Find the string "пространства" in the records. Copy every line it appears in.

_Data for this task_
** start **
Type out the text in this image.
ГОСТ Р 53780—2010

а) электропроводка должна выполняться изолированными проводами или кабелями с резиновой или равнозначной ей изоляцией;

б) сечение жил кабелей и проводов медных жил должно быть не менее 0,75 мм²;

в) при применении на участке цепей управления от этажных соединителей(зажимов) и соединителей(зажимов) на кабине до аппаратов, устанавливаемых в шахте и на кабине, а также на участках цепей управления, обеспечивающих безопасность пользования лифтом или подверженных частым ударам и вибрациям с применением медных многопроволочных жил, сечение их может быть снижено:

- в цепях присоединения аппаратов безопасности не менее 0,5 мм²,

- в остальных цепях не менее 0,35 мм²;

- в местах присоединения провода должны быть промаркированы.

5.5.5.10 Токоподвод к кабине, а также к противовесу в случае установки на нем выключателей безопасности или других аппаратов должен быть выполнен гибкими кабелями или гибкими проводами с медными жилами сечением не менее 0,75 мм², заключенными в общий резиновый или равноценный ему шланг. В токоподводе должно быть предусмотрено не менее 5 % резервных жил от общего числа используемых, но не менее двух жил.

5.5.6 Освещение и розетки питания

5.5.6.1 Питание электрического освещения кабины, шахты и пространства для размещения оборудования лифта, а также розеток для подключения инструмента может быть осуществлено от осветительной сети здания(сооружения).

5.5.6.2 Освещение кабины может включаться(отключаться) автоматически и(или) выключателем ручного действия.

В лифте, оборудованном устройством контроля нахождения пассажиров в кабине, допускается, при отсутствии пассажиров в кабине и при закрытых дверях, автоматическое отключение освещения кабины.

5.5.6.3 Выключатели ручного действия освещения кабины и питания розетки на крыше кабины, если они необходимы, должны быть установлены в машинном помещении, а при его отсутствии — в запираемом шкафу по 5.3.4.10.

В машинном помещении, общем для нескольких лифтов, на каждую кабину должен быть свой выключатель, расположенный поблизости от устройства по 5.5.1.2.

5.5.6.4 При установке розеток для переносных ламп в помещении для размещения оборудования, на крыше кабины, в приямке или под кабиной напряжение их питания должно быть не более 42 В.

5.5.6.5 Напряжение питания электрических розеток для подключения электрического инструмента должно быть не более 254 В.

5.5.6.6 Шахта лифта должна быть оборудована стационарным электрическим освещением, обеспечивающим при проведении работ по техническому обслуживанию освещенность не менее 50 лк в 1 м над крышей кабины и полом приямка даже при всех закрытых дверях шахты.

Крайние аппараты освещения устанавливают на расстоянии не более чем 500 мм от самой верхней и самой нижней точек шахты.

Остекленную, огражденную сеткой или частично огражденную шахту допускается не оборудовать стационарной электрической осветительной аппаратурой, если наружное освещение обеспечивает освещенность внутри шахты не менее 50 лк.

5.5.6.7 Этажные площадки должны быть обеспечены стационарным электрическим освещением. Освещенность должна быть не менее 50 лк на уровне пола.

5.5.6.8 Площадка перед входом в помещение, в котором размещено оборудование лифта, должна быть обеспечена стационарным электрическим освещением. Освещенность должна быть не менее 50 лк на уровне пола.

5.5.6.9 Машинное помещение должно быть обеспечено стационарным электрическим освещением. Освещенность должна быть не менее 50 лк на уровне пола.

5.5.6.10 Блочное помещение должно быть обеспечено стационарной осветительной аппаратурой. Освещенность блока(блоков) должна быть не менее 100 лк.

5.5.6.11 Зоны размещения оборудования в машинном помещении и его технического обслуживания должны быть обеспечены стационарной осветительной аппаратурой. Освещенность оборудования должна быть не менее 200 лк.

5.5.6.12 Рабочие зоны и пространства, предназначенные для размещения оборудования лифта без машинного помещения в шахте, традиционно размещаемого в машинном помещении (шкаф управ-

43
** end **
_Expected output_
5.5.6.1 Питание электрического освещения кабины, шахты и пространства для размещения оборудования лифта, а также розеток для подключения инструмента может быть осуществлено от осветительной сети здания(сооружения).
5.5.6.12 Рабочие зоны и пространства, предназначенные для размещения оборудования лифта без машинного помещения в шахте, традиционно размещаемого в машинном помещении (шкаф управ-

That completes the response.